Some records

★ ★ ★

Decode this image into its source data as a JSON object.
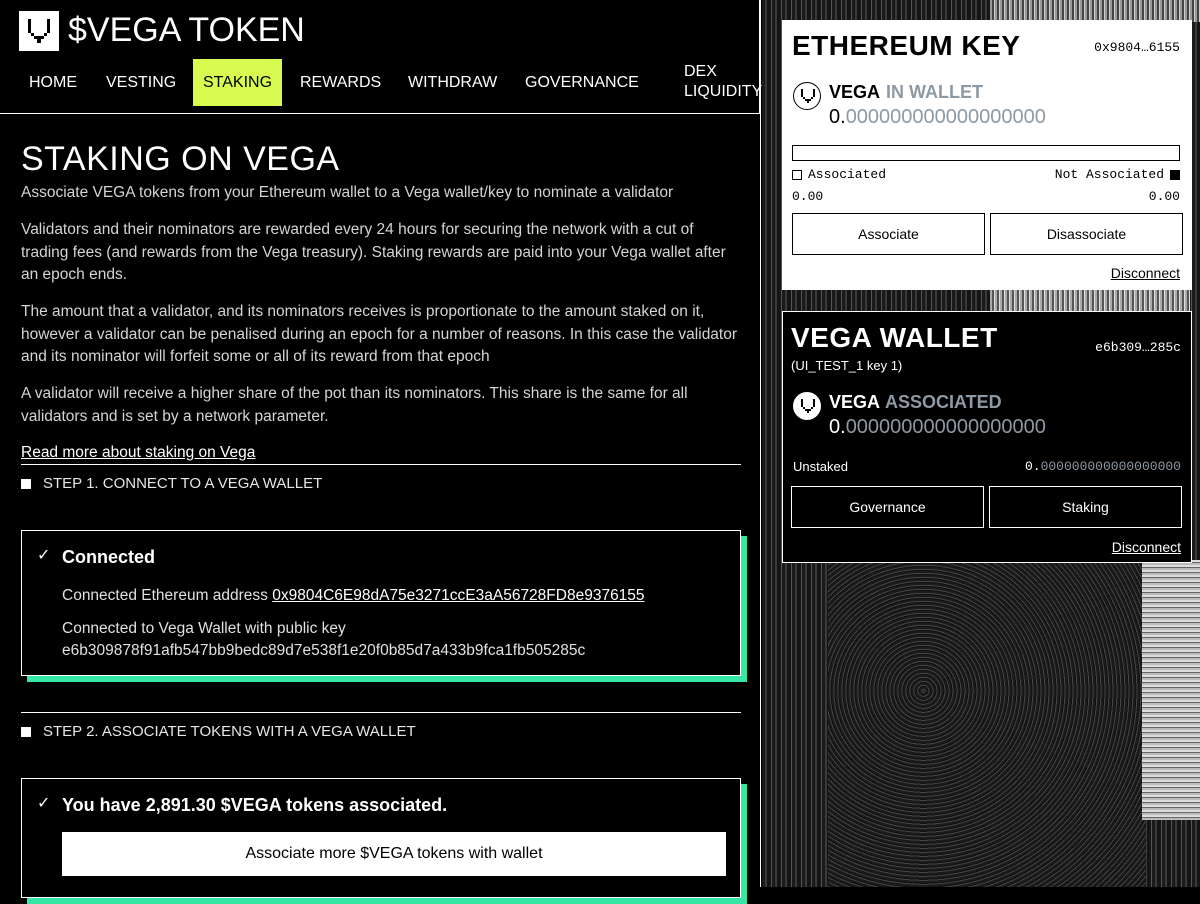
{
  "app": {
    "title": "$VEGA TOKEN"
  },
  "nav": {
    "items": [
      {
        "label": "HOME"
      },
      {
        "label": "VESTING"
      },
      {
        "label": "STAKING"
      },
      {
        "label": "REWARDS"
      },
      {
        "label": "WITHDRAW"
      },
      {
        "label": "GOVERNANCE"
      }
    ],
    "dex_line1": "DEX",
    "dex_line2": "LIQUIDITY",
    "active": "STAKING"
  },
  "main": {
    "title": "STAKING ON VEGA",
    "paragraphs": [
      "Associate VEGA tokens from your Ethereum wallet to a Vega wallet/key to nominate a validator",
      "Validators and their nominators are rewarded every 24 hours for securing the network with a cut of trading fees (and rewards from the Vega treasury). Staking rewards are paid into your Vega wallet after an epoch ends.",
      "The amount that a validator, and its nominators receives is proportionate to the amount staked on it, however a validator can be penalised during an epoch for a number of reasons. In this case the validator and its nominator will forfeit some or all of its reward from that epoch",
      "A validator will receive a higher share of the pot than its nominators. This share is the same for all validators and is set by a network parameter."
    ],
    "read_more": "Read more about staking on Vega",
    "step1": {
      "label": "STEP 1. CONNECT TO A VEGA WALLET",
      "card_title": "Connected",
      "eth_prefix": "Connected Ethereum address ",
      "eth_address": "0x9804C6E98dA75e3271ccE3aA56728FD8e9376155",
      "vega_prefix": "Connected to Vega Wallet with public key",
      "vega_key": "e6b309878f91afb547bb9bedc89d7e538f1e20f0b85d7a433b9fca1fb505285c"
    },
    "step2": {
      "label": "STEP 2. ASSOCIATE TOKENS WITH A VEGA WALLET",
      "card_title": "You have 2,891.30 $VEGA tokens associated.",
      "button": "Associate more $VEGA tokens with wallet"
    }
  },
  "eth_panel": {
    "title": "ETHEREUM KEY",
    "key": "0x9804…6155",
    "token": "VEGA",
    "status": "IN WALLET",
    "balance_int": "0.",
    "balance_dec": "000000000000000000",
    "associated_label": "Associated",
    "not_associated_label": "Not Associated",
    "associated_value": "0.00",
    "not_associated_value": "0.00",
    "associate_button": "Associate",
    "disassociate_button": "Disassociate",
    "disconnect": "Disconnect"
  },
  "vega_panel": {
    "title": "VEGA WALLET",
    "subtitle": "(UI_TEST_1 key 1)",
    "key": "e6b309…285c",
    "token": "VEGA",
    "status": "ASSOCIATED",
    "balance_int": "0.",
    "balance_dec": "000000000000000000",
    "unstaked_label": "Unstaked",
    "unstaked_int": "0.",
    "unstaked_dec": "000000000000000000",
    "governance_button": "Governance",
    "staking_button": "Staking",
    "disconnect": "Disconnect"
  },
  "colors": {
    "accent": "#d7fb50",
    "card_shadow": "#35e6a4",
    "muted": "#8e99a3"
  },
  "icons": [
    "vega-logo-icon",
    "check-icon",
    "step-square-icon",
    "vega-token-icon"
  ]
}
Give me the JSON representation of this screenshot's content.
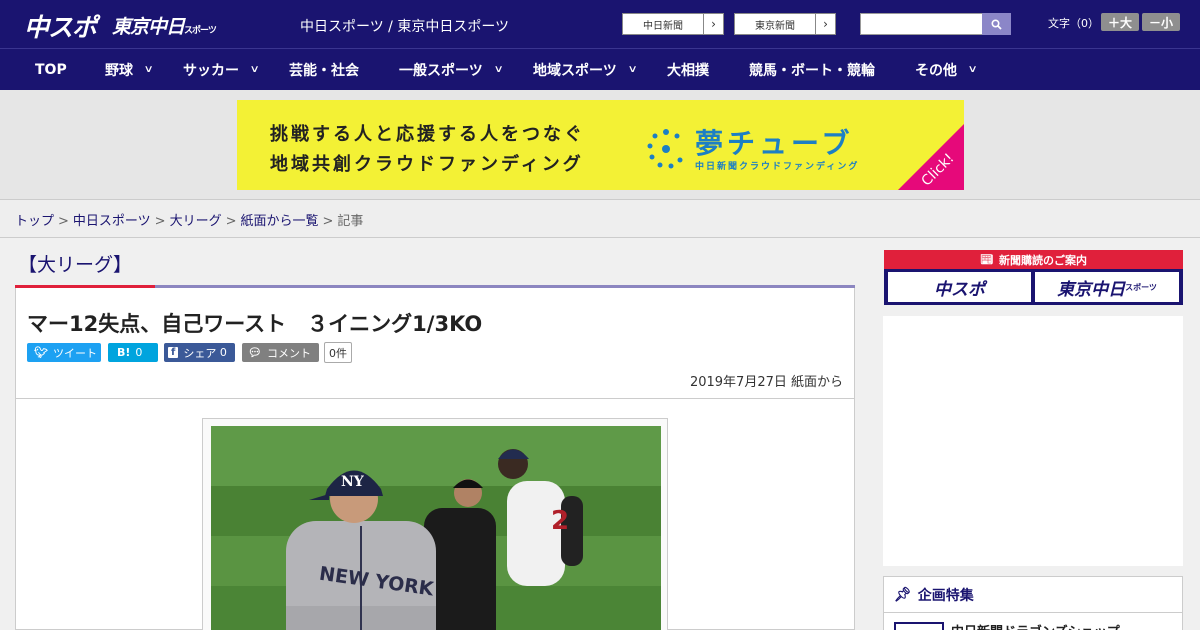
{
  "header": {
    "logo_chuspo": "中スポ",
    "logo_tokyo": "東京中日",
    "logo_tokyo_sub": "スポーツ",
    "site_links": "中日スポーツ / 東京中日スポーツ",
    "paper1": "中日新聞",
    "paper2": "東京新聞",
    "font_size_label": "文字（0）",
    "font_plus": "＋大",
    "font_minus": "－小"
  },
  "nav": {
    "items": [
      {
        "label": "TOP"
      },
      {
        "label": "野球"
      },
      {
        "label": "サッカー"
      },
      {
        "label": "芸能・社会"
      },
      {
        "label": "一般スポーツ"
      },
      {
        "label": "地域スポーツ"
      },
      {
        "label": "大相撲"
      },
      {
        "label": "競馬・ボート・競輪"
      },
      {
        "label": "その他"
      }
    ]
  },
  "banner": {
    "line1": "挑戦する人と応援する人をつなぐ",
    "line2": "地域共創クラウドファンディング",
    "brand": "夢チューブ",
    "sub": "中日新聞クラウドファンディング",
    "click": "Click!",
    "accent_color": "#e6097a"
  },
  "breadcrumb": {
    "items": [
      "トップ",
      "中日スポーツ",
      "大リーグ",
      "紙面から一覧"
    ],
    "current": "記事"
  },
  "article": {
    "category": "【大リーグ】",
    "title": "マー12失点、自己ワースト　３イニング1/3KO",
    "tweet": "ツイート",
    "hatena_count": "0",
    "share_label": "シェア",
    "share_count": "0",
    "comment_label": "コメント",
    "comment_count": "0件",
    "date": "2019年7月27日 紙面から",
    "photo_jersey_text": "NEW YORK",
    "photo_runner_number": "2"
  },
  "sidebar": {
    "subscribe_head": "新聞購読のご案内",
    "sub_logo1": "中スポ",
    "sub_logo2": "東京中日",
    "sub_logo2_sub": "スポーツ",
    "feature_title": "企画特集",
    "feature_item": "中日新聞ドラゴンズショップ"
  }
}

★ ★ ★

> **PROBLEM REQUIREMENTS**
In the listing, find every line containing the word "JSON" and list it.

> **EXERCISE ANSWER**
Decode this image into its source data as a JSON object.
Give me the JSON representation of this screenshot's content.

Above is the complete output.